Bring together all lines of the material below that contain the string "this".

Stored dataset items:
══════
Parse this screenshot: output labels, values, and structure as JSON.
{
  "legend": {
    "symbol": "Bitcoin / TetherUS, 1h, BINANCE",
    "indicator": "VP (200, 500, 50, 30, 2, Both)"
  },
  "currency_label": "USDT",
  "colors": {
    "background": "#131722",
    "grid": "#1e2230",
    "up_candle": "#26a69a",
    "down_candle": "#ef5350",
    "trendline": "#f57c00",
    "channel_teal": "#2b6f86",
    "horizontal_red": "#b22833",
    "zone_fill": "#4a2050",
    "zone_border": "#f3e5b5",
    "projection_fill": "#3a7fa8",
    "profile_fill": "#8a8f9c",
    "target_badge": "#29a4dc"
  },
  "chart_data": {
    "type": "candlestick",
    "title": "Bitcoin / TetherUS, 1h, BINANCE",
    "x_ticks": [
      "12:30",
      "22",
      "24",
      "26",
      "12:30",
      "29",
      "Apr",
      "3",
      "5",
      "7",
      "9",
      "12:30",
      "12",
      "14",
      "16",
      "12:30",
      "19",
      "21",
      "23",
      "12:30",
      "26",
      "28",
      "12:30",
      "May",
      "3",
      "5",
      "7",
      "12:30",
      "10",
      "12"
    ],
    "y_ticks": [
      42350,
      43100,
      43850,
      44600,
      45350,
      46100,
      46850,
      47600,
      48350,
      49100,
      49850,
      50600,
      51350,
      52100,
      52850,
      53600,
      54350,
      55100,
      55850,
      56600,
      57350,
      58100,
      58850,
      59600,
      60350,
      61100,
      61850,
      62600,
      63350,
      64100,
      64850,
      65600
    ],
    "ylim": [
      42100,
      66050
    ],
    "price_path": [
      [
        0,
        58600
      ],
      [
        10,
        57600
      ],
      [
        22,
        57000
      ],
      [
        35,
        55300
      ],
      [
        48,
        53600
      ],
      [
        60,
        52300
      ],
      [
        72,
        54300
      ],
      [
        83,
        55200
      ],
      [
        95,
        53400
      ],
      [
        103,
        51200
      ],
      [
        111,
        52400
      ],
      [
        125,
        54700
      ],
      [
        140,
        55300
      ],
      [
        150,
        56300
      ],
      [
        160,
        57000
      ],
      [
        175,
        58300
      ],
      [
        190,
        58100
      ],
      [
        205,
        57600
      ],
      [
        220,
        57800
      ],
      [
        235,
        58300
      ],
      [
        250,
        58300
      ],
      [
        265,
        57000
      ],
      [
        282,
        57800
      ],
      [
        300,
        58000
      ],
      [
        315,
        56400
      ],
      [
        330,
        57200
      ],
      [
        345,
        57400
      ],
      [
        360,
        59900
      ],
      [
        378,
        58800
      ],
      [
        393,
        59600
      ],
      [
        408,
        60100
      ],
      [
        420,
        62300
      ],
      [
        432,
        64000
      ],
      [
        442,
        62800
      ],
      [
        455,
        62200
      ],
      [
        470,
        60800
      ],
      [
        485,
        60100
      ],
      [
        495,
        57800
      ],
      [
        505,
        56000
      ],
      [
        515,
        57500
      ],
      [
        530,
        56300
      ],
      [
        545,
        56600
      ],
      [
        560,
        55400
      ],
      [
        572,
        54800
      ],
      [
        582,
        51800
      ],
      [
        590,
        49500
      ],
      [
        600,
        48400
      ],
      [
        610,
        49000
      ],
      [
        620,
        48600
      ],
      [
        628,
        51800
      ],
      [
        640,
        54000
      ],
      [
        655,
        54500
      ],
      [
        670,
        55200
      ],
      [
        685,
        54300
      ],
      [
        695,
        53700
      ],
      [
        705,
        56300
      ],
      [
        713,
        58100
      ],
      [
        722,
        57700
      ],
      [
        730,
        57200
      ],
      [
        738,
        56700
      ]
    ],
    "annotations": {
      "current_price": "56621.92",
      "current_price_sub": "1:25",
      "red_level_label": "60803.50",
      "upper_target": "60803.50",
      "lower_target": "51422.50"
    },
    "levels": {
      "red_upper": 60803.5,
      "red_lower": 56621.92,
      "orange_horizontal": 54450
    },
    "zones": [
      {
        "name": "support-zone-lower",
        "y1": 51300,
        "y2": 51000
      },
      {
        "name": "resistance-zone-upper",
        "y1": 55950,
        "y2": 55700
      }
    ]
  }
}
══════
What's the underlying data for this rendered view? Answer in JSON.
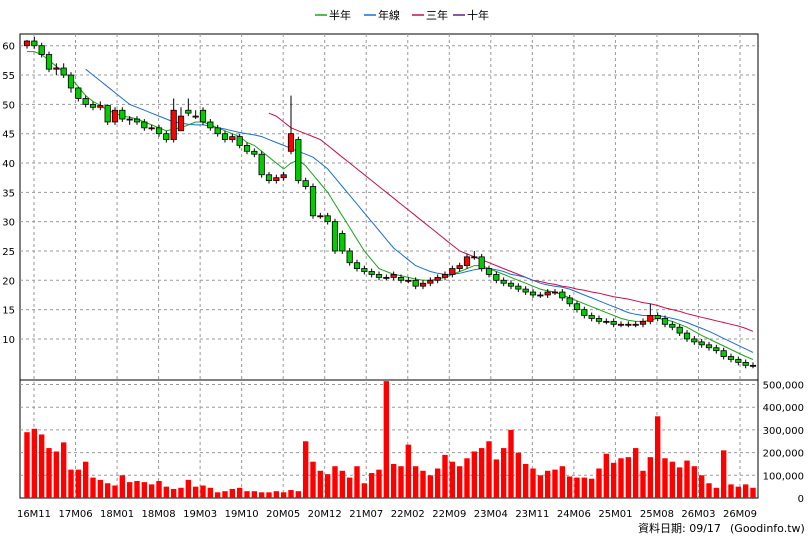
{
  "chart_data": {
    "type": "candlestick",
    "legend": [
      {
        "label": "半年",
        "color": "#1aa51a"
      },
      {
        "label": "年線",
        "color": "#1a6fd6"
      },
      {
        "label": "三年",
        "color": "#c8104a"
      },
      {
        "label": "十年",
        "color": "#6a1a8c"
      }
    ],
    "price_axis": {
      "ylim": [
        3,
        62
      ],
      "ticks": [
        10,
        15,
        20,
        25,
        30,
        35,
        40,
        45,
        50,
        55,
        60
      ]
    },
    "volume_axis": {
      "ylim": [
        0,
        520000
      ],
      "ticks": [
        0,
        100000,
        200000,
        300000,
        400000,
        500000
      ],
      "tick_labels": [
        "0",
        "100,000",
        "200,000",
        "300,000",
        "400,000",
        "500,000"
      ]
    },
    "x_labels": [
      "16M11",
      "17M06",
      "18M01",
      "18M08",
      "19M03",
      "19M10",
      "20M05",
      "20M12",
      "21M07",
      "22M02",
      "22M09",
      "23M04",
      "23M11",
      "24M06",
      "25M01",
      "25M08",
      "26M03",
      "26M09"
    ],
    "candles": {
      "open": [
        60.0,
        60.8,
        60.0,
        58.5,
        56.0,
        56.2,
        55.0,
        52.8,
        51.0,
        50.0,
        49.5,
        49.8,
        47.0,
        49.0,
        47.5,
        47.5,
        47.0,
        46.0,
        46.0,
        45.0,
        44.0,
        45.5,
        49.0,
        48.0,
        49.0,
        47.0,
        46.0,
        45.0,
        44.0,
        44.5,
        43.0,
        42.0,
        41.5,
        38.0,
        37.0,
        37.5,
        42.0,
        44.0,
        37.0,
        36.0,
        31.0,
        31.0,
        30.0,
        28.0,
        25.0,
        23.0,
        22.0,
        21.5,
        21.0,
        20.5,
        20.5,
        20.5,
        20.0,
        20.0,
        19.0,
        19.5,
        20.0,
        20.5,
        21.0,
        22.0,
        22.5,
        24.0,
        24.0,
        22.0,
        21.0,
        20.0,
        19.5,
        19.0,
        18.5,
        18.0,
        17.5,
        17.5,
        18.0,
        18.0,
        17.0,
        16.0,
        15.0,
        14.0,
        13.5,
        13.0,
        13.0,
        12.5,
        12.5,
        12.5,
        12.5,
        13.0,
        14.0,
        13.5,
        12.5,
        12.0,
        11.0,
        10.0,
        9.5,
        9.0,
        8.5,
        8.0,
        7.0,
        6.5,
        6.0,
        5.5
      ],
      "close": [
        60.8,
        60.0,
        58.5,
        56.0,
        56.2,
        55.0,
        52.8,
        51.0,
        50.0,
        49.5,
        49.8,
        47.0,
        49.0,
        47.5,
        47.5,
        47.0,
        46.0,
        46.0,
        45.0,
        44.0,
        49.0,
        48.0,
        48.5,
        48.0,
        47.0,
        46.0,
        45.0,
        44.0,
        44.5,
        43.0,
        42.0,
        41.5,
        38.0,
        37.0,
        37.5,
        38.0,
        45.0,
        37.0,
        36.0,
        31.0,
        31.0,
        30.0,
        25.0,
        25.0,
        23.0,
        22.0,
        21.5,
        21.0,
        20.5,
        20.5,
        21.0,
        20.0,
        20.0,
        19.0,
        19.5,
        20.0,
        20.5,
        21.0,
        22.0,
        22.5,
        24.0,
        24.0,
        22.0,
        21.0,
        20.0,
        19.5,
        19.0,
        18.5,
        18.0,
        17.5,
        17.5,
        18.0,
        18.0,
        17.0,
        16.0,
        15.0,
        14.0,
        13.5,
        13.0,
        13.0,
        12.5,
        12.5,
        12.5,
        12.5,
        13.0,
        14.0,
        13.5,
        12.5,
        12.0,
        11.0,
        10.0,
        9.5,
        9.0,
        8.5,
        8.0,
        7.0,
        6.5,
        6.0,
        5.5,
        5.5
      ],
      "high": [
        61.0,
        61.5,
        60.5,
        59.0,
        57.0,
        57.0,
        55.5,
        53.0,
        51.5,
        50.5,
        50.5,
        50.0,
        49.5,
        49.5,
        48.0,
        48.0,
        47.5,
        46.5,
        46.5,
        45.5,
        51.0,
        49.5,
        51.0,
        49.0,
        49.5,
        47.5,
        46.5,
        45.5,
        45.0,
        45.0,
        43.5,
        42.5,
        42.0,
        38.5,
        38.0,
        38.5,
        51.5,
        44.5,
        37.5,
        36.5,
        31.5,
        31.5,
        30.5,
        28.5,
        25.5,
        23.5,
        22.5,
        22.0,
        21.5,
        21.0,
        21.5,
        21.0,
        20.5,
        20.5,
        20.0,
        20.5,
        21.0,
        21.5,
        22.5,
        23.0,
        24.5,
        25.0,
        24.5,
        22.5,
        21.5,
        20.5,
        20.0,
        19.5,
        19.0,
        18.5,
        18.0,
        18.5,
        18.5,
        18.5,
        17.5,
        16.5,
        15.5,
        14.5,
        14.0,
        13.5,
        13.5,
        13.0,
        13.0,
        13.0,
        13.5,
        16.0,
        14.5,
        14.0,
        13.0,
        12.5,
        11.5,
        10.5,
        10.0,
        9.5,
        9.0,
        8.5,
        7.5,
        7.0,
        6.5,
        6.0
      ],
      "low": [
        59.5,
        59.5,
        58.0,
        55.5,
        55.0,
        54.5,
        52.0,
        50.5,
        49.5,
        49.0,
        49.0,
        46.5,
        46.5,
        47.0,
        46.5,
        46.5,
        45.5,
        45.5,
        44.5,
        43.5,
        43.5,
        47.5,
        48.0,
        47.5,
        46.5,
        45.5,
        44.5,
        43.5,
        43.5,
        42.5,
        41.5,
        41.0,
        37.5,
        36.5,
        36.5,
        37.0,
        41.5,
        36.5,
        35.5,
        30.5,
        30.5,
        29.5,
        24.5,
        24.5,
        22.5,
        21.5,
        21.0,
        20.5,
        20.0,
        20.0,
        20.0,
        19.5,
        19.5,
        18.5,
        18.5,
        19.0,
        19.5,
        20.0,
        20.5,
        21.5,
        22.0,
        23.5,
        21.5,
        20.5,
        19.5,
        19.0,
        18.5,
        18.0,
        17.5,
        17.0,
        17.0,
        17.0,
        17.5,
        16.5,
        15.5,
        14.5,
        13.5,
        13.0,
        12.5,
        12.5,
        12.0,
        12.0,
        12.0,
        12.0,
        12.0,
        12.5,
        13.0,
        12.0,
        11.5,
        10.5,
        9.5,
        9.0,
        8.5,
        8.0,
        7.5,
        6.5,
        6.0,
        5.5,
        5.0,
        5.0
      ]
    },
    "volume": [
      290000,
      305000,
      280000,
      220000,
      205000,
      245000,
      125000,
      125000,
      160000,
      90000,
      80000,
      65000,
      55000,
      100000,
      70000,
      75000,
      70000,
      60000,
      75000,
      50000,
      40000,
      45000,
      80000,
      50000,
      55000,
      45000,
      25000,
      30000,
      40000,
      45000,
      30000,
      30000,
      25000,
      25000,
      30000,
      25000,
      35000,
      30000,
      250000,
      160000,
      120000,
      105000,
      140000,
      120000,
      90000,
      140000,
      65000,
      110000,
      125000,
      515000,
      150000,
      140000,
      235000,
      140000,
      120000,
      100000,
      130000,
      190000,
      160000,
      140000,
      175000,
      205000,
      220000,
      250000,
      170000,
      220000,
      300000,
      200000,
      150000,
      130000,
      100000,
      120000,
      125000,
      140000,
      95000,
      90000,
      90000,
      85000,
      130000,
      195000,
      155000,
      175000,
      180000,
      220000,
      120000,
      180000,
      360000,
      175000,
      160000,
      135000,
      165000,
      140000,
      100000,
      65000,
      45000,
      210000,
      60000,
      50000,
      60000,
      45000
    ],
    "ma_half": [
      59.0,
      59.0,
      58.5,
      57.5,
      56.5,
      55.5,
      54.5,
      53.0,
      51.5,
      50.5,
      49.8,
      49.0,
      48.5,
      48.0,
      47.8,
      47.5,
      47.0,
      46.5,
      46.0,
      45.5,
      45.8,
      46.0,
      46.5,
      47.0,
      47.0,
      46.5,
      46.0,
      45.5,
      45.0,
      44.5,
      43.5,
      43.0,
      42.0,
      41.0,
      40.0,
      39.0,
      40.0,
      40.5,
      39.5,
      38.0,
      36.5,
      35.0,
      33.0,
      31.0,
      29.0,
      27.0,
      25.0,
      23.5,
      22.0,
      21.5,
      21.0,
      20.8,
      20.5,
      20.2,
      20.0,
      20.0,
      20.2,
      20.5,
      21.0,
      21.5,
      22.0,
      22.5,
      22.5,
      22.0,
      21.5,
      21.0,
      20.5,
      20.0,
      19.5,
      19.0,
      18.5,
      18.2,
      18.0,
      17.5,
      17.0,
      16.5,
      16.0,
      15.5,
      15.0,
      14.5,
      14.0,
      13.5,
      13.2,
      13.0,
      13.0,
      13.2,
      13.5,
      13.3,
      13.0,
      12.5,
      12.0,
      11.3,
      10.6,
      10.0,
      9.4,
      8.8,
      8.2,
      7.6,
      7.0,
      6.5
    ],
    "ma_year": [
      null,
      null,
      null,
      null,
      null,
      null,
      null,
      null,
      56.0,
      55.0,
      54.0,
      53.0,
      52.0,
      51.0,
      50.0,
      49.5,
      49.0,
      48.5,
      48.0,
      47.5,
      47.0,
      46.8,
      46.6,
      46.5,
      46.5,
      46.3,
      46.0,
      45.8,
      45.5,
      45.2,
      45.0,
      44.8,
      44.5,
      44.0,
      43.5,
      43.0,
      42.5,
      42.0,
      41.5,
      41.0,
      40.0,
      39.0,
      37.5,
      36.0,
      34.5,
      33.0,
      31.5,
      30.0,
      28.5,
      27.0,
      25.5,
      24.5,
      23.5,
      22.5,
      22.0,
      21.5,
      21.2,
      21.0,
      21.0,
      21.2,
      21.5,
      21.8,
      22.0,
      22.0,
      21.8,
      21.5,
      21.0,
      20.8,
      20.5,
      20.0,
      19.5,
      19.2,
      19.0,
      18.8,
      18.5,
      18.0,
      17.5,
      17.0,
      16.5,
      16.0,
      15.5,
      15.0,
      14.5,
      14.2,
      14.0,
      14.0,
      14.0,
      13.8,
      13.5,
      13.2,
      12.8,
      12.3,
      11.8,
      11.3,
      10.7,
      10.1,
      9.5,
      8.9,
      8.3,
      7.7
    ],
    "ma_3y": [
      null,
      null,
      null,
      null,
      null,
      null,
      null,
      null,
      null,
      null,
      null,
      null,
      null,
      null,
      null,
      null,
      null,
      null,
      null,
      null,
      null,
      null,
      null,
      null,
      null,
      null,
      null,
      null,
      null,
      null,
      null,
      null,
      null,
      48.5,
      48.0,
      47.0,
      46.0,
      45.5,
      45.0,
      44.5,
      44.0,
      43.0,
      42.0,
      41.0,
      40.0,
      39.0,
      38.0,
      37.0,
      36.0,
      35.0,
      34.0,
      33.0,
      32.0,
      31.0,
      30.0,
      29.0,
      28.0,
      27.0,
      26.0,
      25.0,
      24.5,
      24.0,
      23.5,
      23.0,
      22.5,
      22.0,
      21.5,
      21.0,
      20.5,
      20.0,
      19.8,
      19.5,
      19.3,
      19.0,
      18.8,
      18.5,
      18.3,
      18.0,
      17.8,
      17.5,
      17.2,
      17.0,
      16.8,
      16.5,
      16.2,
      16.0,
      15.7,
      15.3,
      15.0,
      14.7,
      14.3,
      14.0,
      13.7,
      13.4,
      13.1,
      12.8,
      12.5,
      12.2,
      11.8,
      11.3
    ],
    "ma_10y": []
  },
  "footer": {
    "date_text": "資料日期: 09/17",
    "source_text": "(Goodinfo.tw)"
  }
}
══════
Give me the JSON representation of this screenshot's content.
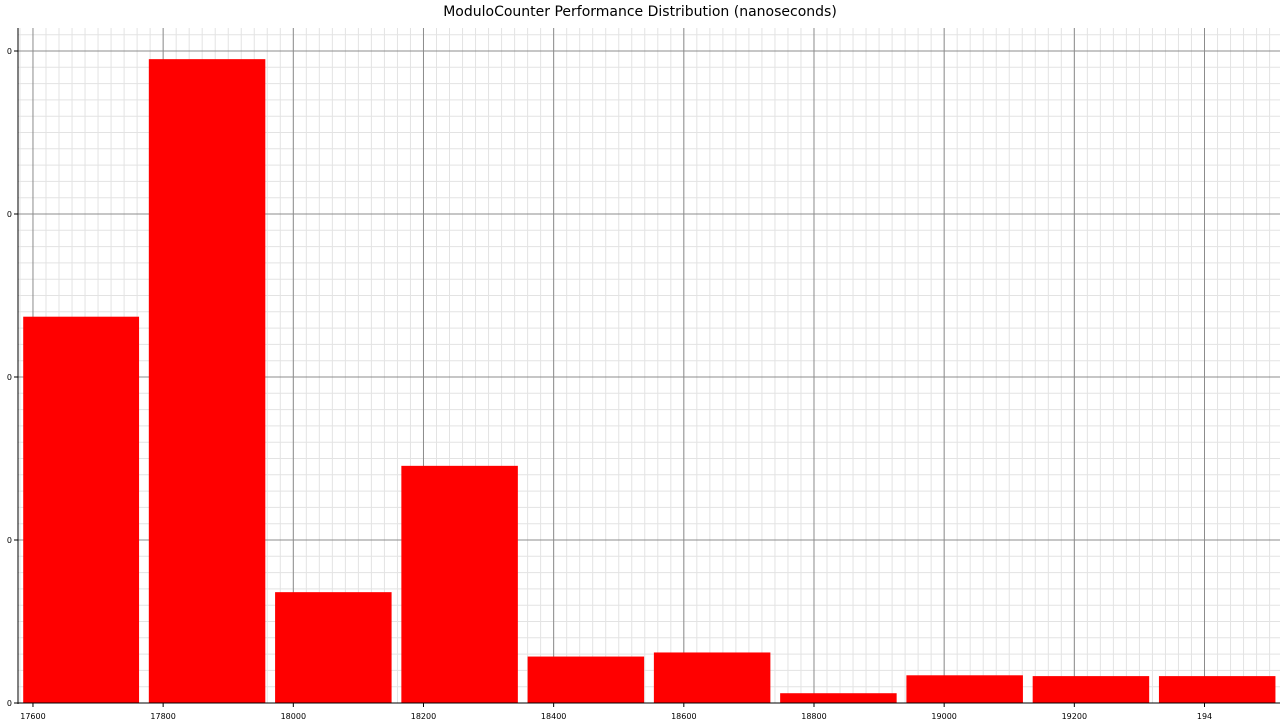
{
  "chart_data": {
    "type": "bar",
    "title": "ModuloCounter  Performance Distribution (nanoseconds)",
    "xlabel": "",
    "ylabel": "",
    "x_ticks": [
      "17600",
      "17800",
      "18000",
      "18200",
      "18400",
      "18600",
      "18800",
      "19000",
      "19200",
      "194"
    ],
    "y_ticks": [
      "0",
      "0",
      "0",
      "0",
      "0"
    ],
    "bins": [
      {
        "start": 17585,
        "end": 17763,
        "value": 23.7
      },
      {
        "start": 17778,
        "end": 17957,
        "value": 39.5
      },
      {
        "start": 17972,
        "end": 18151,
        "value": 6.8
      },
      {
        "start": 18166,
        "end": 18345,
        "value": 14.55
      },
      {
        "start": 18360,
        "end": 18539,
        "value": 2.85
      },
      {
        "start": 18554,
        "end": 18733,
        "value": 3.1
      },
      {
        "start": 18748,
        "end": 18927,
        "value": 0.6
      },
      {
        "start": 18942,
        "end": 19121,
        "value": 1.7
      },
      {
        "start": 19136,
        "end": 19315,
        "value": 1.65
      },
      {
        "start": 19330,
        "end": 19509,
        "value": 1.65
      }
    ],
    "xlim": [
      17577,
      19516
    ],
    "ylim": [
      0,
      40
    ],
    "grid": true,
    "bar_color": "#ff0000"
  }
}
══════
§ Result
Parse this screenshot: output labels, values, and structure as JSON.
What's the underlying data for this rendered view? Answer in JSON.
Give me the JSON representation of this screenshot's content.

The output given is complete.